Find each line with the word "الأعلام" and copy it.

[Data entries]
+++++
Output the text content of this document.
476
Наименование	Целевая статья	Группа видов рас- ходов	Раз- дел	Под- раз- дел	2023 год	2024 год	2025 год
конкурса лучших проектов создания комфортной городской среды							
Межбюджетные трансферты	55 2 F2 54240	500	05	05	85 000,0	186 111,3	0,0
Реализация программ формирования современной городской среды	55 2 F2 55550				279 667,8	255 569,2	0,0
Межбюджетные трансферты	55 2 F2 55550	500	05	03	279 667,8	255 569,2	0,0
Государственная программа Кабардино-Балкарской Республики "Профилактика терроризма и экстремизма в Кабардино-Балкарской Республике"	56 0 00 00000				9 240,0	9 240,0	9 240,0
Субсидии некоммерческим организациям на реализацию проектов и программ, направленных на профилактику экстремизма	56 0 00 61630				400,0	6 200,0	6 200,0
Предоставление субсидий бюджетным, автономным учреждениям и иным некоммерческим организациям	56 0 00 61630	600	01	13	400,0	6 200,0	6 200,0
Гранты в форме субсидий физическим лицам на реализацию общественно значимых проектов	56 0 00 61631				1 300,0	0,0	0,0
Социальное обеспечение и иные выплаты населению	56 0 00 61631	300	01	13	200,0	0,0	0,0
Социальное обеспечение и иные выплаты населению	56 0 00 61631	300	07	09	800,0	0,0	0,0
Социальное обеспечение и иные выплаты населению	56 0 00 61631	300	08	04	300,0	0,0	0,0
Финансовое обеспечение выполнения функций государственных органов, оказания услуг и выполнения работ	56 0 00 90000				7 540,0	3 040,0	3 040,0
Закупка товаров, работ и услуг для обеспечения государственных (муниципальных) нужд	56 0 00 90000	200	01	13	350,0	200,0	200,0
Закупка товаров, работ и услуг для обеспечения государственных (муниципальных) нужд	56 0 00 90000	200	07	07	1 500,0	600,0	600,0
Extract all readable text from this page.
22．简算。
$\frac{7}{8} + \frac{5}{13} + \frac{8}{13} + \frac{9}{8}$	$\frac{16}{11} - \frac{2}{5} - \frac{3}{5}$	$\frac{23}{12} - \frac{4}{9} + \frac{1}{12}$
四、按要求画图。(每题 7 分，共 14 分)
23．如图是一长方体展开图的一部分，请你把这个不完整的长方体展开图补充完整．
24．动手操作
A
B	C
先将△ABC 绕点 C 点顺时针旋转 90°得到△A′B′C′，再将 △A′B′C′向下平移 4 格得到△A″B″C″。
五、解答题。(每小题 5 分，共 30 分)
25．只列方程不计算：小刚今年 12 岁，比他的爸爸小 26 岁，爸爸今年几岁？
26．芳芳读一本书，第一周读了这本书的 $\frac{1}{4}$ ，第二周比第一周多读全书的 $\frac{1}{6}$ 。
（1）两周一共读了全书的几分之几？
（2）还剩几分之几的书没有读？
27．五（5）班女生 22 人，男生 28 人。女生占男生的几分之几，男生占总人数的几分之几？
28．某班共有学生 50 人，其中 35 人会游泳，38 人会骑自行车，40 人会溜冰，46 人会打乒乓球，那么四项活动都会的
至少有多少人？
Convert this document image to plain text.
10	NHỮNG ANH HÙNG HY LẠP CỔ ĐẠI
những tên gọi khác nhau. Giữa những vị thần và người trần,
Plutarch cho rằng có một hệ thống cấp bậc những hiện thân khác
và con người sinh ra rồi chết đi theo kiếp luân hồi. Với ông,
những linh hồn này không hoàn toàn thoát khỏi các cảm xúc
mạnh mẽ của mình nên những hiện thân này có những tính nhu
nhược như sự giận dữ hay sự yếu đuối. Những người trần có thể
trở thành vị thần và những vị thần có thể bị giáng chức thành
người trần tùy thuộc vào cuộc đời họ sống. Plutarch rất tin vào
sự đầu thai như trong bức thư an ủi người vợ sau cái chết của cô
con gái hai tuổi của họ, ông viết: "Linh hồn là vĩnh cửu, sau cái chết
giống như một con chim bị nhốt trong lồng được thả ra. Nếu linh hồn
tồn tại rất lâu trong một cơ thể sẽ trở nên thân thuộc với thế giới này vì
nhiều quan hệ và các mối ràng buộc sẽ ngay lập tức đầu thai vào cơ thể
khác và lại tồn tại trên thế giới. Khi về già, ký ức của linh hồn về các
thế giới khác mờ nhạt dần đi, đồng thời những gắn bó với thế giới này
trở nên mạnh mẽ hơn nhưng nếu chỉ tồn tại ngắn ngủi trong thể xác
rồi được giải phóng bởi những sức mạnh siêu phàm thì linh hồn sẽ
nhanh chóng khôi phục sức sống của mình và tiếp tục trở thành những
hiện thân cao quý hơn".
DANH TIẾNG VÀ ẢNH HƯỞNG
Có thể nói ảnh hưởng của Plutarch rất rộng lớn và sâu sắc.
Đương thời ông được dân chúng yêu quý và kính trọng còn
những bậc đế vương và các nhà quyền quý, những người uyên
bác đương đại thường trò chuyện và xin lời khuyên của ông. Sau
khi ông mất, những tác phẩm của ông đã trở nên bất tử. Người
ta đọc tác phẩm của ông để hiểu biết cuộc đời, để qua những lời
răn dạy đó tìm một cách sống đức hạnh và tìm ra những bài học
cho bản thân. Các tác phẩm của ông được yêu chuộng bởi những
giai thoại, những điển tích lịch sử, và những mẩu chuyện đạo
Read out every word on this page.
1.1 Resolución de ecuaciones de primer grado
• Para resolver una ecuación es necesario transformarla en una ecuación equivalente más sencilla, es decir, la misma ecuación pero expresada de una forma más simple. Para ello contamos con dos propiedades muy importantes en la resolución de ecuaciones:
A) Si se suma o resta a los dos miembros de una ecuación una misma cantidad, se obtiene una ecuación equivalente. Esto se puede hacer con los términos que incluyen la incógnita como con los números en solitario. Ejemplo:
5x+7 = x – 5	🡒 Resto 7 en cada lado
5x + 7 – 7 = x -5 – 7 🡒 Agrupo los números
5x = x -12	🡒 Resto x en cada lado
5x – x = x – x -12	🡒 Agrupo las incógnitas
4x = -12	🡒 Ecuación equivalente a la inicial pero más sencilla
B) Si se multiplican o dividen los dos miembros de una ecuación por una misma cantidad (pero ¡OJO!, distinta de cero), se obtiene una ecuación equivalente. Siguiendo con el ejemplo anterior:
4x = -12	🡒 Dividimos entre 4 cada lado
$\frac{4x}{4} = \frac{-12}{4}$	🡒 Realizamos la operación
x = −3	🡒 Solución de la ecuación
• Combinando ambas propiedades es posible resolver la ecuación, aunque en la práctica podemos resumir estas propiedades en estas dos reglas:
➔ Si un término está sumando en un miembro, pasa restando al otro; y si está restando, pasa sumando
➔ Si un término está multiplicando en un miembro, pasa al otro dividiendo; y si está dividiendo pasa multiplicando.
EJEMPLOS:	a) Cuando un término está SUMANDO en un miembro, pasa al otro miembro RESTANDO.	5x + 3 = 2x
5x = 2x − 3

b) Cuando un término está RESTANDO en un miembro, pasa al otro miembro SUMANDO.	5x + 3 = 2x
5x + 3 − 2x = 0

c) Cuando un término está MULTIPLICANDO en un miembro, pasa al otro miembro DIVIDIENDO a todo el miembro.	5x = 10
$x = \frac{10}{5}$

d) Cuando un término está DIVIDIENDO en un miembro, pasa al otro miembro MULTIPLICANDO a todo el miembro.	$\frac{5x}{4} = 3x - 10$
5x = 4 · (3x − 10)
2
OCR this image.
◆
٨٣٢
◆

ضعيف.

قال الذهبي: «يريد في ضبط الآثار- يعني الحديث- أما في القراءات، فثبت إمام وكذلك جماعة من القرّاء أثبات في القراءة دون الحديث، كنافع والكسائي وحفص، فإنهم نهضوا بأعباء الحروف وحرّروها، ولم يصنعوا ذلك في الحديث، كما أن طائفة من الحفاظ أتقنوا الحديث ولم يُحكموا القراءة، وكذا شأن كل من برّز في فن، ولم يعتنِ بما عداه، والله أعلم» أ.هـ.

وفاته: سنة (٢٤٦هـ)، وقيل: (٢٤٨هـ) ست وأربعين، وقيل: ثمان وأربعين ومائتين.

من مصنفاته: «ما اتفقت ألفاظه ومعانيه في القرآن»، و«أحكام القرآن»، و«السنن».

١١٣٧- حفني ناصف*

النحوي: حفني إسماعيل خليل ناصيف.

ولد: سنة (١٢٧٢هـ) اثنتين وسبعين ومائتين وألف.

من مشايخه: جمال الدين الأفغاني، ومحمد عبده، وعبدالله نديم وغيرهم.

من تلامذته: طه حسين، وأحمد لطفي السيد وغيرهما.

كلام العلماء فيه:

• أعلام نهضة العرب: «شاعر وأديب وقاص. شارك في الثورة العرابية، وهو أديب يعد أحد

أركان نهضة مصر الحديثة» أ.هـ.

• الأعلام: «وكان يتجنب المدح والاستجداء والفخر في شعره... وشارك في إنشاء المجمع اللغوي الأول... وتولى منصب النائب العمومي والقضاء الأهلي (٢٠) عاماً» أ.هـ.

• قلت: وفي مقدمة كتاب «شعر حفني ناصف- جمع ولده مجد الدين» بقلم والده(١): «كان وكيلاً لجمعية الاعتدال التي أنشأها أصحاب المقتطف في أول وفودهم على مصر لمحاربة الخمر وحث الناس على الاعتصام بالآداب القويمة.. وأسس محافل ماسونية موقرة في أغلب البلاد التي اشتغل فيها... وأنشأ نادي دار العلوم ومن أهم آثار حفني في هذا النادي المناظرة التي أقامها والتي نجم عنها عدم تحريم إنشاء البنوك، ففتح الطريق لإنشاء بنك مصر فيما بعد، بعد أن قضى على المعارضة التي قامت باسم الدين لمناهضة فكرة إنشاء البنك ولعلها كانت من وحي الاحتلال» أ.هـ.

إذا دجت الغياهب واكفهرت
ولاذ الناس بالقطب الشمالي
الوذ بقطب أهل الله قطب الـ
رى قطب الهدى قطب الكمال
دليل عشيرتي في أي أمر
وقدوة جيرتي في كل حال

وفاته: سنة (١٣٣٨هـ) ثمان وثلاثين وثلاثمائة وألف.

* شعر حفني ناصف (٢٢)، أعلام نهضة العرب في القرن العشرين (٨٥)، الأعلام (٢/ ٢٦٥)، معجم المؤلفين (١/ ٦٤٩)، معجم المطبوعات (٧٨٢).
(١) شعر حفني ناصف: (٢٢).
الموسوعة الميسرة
+++++
SOLUTION FOR THIS EXERCISE:
• الأعلام: «وكان يتجنب المدح والاستجداء والفخر في شعره... وشارك في إنشاء المجمع اللغوي الأول... وتولى منصب النائب العمومي والقضاء الأهلي (٢٠) عاماً» أ.هـ.
* شعر حفني ناصف (٢٢)، أعلام نهضة العرب في القرن العشرين (٨٥)، الأعلام (٢/ ٢٦٥)، معجم المؤلفين (١/ ٦٤٩)، معجم المطبوعات (٧٨٢).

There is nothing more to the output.